═══ EXERCISE INPUTS

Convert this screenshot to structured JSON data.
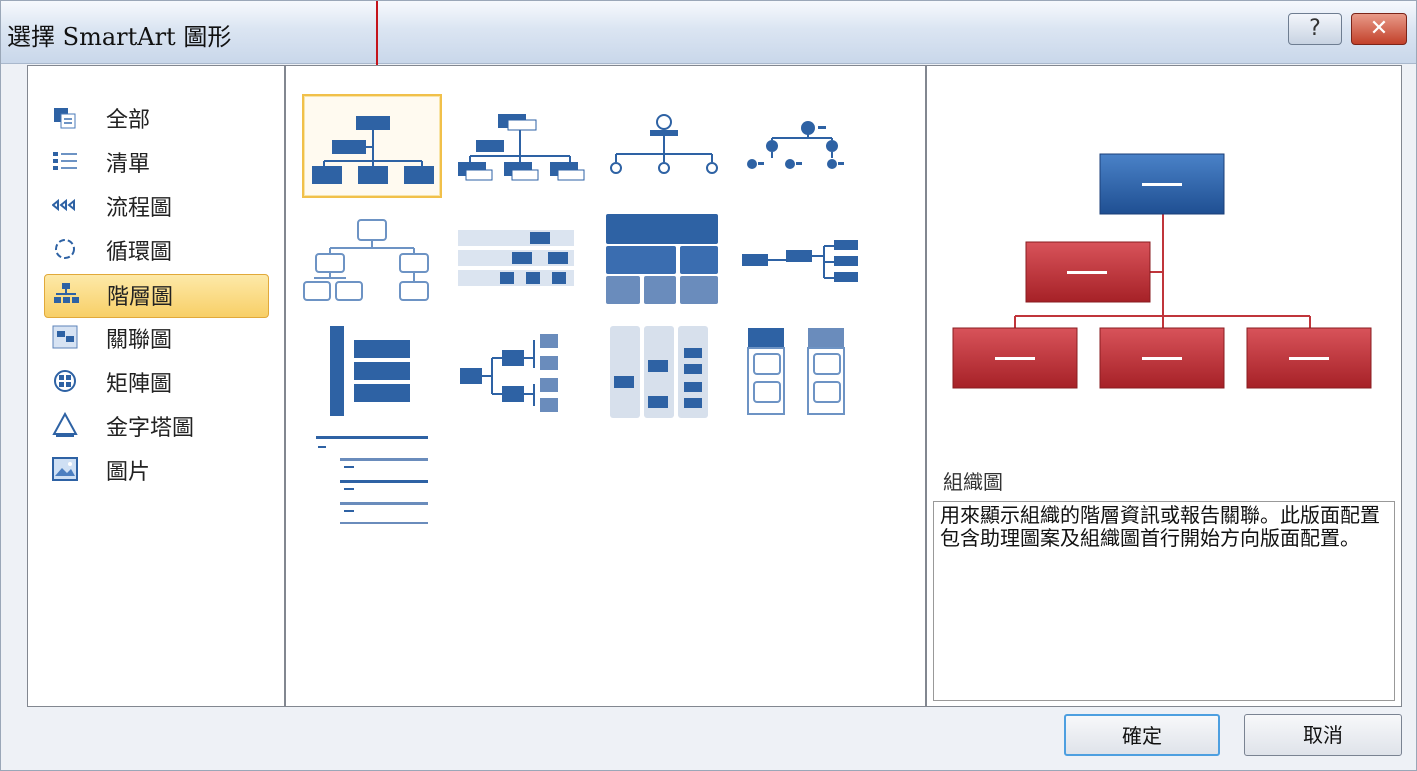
{
  "window": {
    "title": "選擇 SmartArt 圖形",
    "help_label": "?",
    "close_label": "✕"
  },
  "categories": [
    {
      "label": "全部",
      "icon": "all-icon"
    },
    {
      "label": "清單",
      "icon": "list-icon"
    },
    {
      "label": "流程圖",
      "icon": "process-icon"
    },
    {
      "label": "循環圖",
      "icon": "cycle-icon"
    },
    {
      "label": "階層圖",
      "icon": "hierarchy-icon",
      "selected": true
    },
    {
      "label": "關聯圖",
      "icon": "relationship-icon"
    },
    {
      "label": "矩陣圖",
      "icon": "matrix-icon"
    },
    {
      "label": "金字塔圖",
      "icon": "pyramid-icon"
    },
    {
      "label": "圖片",
      "icon": "picture-icon"
    }
  ],
  "preview": {
    "name": "組織圖",
    "description": "用來顯示組織的階層資訊或報告關聯。此版面配置包含助理圖案及組織圖首行開始方向版面配置。"
  },
  "buttons": {
    "ok": "確定",
    "cancel": "取消"
  },
  "colors": {
    "accent_blue": "#2e62a4",
    "accent_red": "#c0353b",
    "selection": "#f8cf67"
  }
}
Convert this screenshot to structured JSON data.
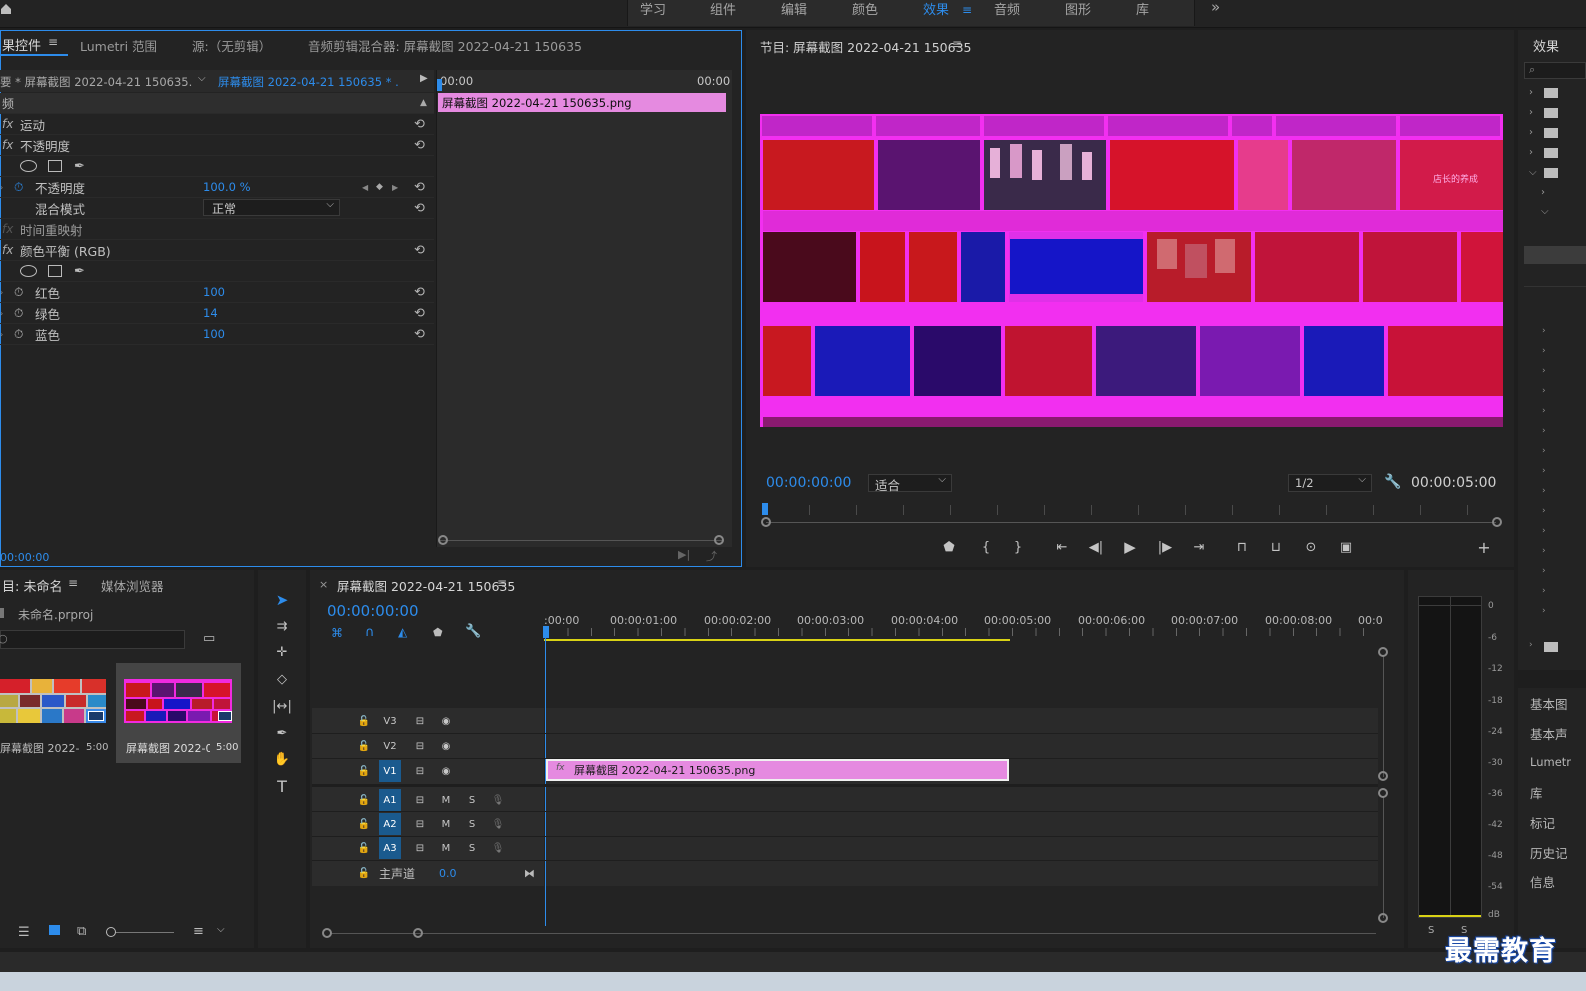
{
  "workspace_tabs": [
    "学习",
    "组件",
    "编辑",
    "颜色",
    "效果",
    "音频",
    "图形",
    "库"
  ],
  "workspace_active": "效果",
  "workspace_more": "»",
  "effect_controls": {
    "tabs": [
      "果控件",
      "Lumetri 范围",
      "源:（无剪辑）",
      "音频剪辑混合器: 屏幕截图 2022-04-21 150635"
    ],
    "master_label": "要 * 屏幕截图 2022-04-21 150635...",
    "clip_label": "屏幕截图 2022-04-21 150635 * ...",
    "ruler_start": "00:00",
    "ruler_end": "00:00",
    "clip_bar": "屏幕截图 2022-04-21  150635.png",
    "section_video": "频",
    "rows": {
      "motion": "运动",
      "opacity": "不透明度",
      "opacity_param": "不透明度",
      "opacity_value": "100.0 %",
      "blend_mode": "混合模式",
      "blend_value": "正常",
      "time_remap": "时间重映射",
      "color_balance": "颜色平衡 (RGB)",
      "red": "红色",
      "red_value": "100",
      "green": "绿色",
      "green_value": "14",
      "blue": "蓝色",
      "blue_value": "100"
    },
    "fx": "fx",
    "bottom_time": "00:00:00"
  },
  "program_monitor": {
    "title": "节目: 屏幕截图 2022-04-21 150635",
    "timecode": "00:00:00:00",
    "fit": "适合",
    "quality": "1/2",
    "duration": "00:00:05:00",
    "image_label": "店长的养成"
  },
  "project": {
    "tabs": [
      "目: 未命名",
      "媒体浏览器"
    ],
    "file": "未命名.prproj",
    "items": [
      {
        "name": "屏幕截图 2022-...",
        "duration": "5:00"
      },
      {
        "name": "屏幕截图 2022-0...",
        "duration": "5:00"
      }
    ]
  },
  "timeline": {
    "title": "屏幕截图 2022-04-21 150635",
    "timecode": "00:00:00:00",
    "ruler": [
      ":00:00",
      "00:00:01:00",
      "00:00:02:00",
      "00:00:03:00",
      "00:00:04:00",
      "00:00:05:00",
      "00:00:06:00",
      "00:00:07:00",
      "00:00:08:00",
      "00:0"
    ],
    "video_tracks": [
      "V3",
      "V2",
      "V1"
    ],
    "audio_tracks": [
      "A1",
      "A2",
      "A3"
    ],
    "master": "主声道",
    "master_value": "0.0",
    "m_label": "M",
    "s_label": "S",
    "clip": "屏幕截图 2022-04-21  150635.png"
  },
  "audio_meter": {
    "scale": [
      "0",
      "-6",
      "-12",
      "-18",
      "-24",
      "-30",
      "-36",
      "-42",
      "-48",
      "-54",
      "dB"
    ],
    "solo": [
      "S",
      "S"
    ]
  },
  "effects_panel": {
    "title": "效果",
    "items": [
      "基本图",
      "基本声",
      "Lumetr",
      "库",
      "标记",
      "历史记",
      "信息"
    ]
  },
  "watermark": "最需教育",
  "colors": {
    "accent": "#2d8ceb",
    "clip": "#e58ae0",
    "magenta": "#ff00ff",
    "playhead_yellow": "#d9d215"
  }
}
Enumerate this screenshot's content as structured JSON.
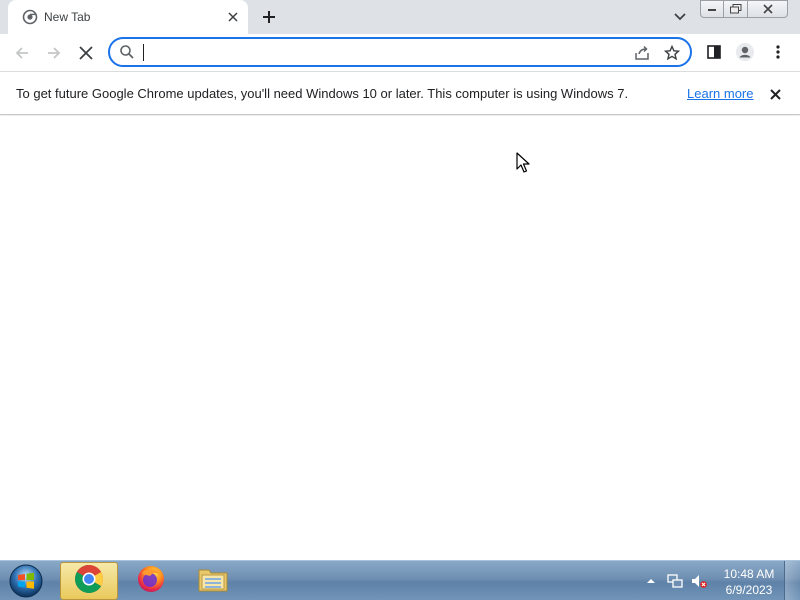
{
  "browser": {
    "tab": {
      "title": "New Tab",
      "favicon": "chrome-loading-favicon-icon"
    },
    "window_controls": [
      "minimize",
      "maximize",
      "close"
    ],
    "omnibox": {
      "value": "",
      "placeholder": ""
    },
    "accent_color": "#1a73e8"
  },
  "infobar": {
    "message": "To get future Google Chrome updates, you'll need Windows 10 or later. This computer is using Windows 7.",
    "link_label": "Learn more"
  },
  "taskbar": {
    "items": [
      "chrome-icon",
      "firefox-icon",
      "file-explorer-icon"
    ],
    "clock": {
      "time": "10:48 AM",
      "date": "6/9/2023"
    }
  }
}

══════

EXERCISE GOAL
Set the listing down in full and exactly. Pictures within it should not appear in the copy.

EXERCISE ANSWER
Convert this screenshot to structured JSON data.
{
  "window": {
    "title": "選擇 SmartArt 圖形",
    "help_label": "?",
    "close_label": "✕"
  },
  "categories": [
    {
      "label": "全部",
      "icon": "all-icon"
    },
    {
      "label": "清單",
      "icon": "list-icon"
    },
    {
      "label": "流程圖",
      "icon": "process-icon"
    },
    {
      "label": "循環圖",
      "icon": "cycle-icon"
    },
    {
      "label": "階層圖",
      "icon": "hierarchy-icon",
      "selected": true
    },
    {
      "label": "關聯圖",
      "icon": "relationship-icon"
    },
    {
      "label": "矩陣圖",
      "icon": "matrix-icon"
    },
    {
      "label": "金字塔圖",
      "icon": "pyramid-icon"
    },
    {
      "label": "圖片",
      "icon": "picture-icon"
    }
  ],
  "preview": {
    "name": "組織圖",
    "description": "用來顯示組織的階層資訊或報告關聯。此版面配置包含助理圖案及組織圖首行開始方向版面配置。"
  },
  "buttons": {
    "ok": "確定",
    "cancel": "取消"
  },
  "colors": {
    "accent_blue": "#2e62a4",
    "accent_red": "#c0353b",
    "selection": "#f8cf67"
  }
}
Convert this screenshot to structured JSON data.
{
  "workspace_tabs": [
    "学习",
    "组件",
    "编辑",
    "颜色",
    "效果",
    "音频",
    "图形",
    "库"
  ],
  "workspace_active": "效果",
  "workspace_more": "»",
  "effect_controls": {
    "tabs": [
      "果控件",
      "Lumetri 范围",
      "源:（无剪辑）",
      "音频剪辑混合器: 屏幕截图 2022-04-21 150635"
    ],
    "master_label": "要 * 屏幕截图 2022-04-21 150635...",
    "clip_label": "屏幕截图 2022-04-21 150635 * ...",
    "ruler_start": "00:00",
    "ruler_end": "00:00",
    "clip_bar": "屏幕截图 2022-04-21  150635.png",
    "section_video": "频",
    "rows": {
      "motion": "运动",
      "opacity": "不透明度",
      "opacity_param": "不透明度",
      "opacity_value": "100.0 %",
      "blend_mode": "混合模式",
      "blend_value": "正常",
      "time_remap": "时间重映射",
      "color_balance": "颜色平衡 (RGB)",
      "red": "红色",
      "red_value": "100",
      "green": "绿色",
      "green_value": "14",
      "blue": "蓝色",
      "blue_value": "100"
    },
    "fx": "fx",
    "bottom_time": "00:00:00"
  },
  "program_monitor": {
    "title": "节目: 屏幕截图 2022-04-21 150635",
    "timecode": "00:00:00:00",
    "fit": "适合",
    "quality": "1/2",
    "duration": "00:00:05:00",
    "image_label": "店长的养成"
  },
  "project": {
    "tabs": [
      "目: 未命名",
      "媒体浏览器"
    ],
    "file": "未命名.prproj",
    "items": [
      {
        "name": "屏幕截图 2022-...",
        "duration": "5:00"
      },
      {
        "name": "屏幕截图 2022-0...",
        "duration": "5:00"
      }
    ]
  },
  "timeline": {
    "title": "屏幕截图 2022-04-21 150635",
    "timecode": "00:00:00:00",
    "ruler": [
      ":00:00",
      "00:00:01:00",
      "00:00:02:00",
      "00:00:03:00",
      "00:00:04:00",
      "00:00:05:00",
      "00:00:06:00",
      "00:00:07:00",
      "00:00:08:00",
      "00:0"
    ],
    "video_tracks": [
      "V3",
      "V2",
      "V1"
    ],
    "audio_tracks": [
      "A1",
      "A2",
      "A3"
    ],
    "master": "主声道",
    "master_value": "0.0",
    "m_label": "M",
    "s_label": "S",
    "clip": "屏幕截图 2022-04-21  150635.png"
  },
  "audio_meter": {
    "scale": [
      "0",
      "-6",
      "-12",
      "-18",
      "-24",
      "-30",
      "-36",
      "-42",
      "-48",
      "-54",
      "dB"
    ],
    "solo": [
      "S",
      "S"
    ]
  },
  "effects_panel": {
    "title": "效果",
    "items": [
      "基本图",
      "基本声",
      "Lumetr",
      "库",
      "标记",
      "历史记",
      "信息"
    ]
  },
  "watermark": "最需教育",
  "colors": {
    "accent": "#2d8ceb",
    "clip": "#e58ae0",
    "magenta": "#ff00ff",
    "playhead_yellow": "#d9d215"
  }
}
Enumerate this screenshot's content as structured JSON.
{
  "browser": {
    "tab": {
      "title": "New Tab",
      "favicon": "chrome-loading-favicon-icon"
    },
    "window_controls": [
      "minimize",
      "maximize",
      "close"
    ],
    "omnibox": {
      "value": "",
      "placeholder": ""
    },
    "accent_color": "#1a73e8"
  },
  "infobar": {
    "message": "To get future Google Chrome updates, you'll need Windows 10 or later. This computer is using Windows 7.",
    "link_label": "Learn more"
  },
  "taskbar": {
    "items": [
      "chrome-icon",
      "firefox-icon",
      "file-explorer-icon"
    ],
    "clock": {
      "time": "10:48 AM",
      "date": "6/9/2023"
    }
  }
}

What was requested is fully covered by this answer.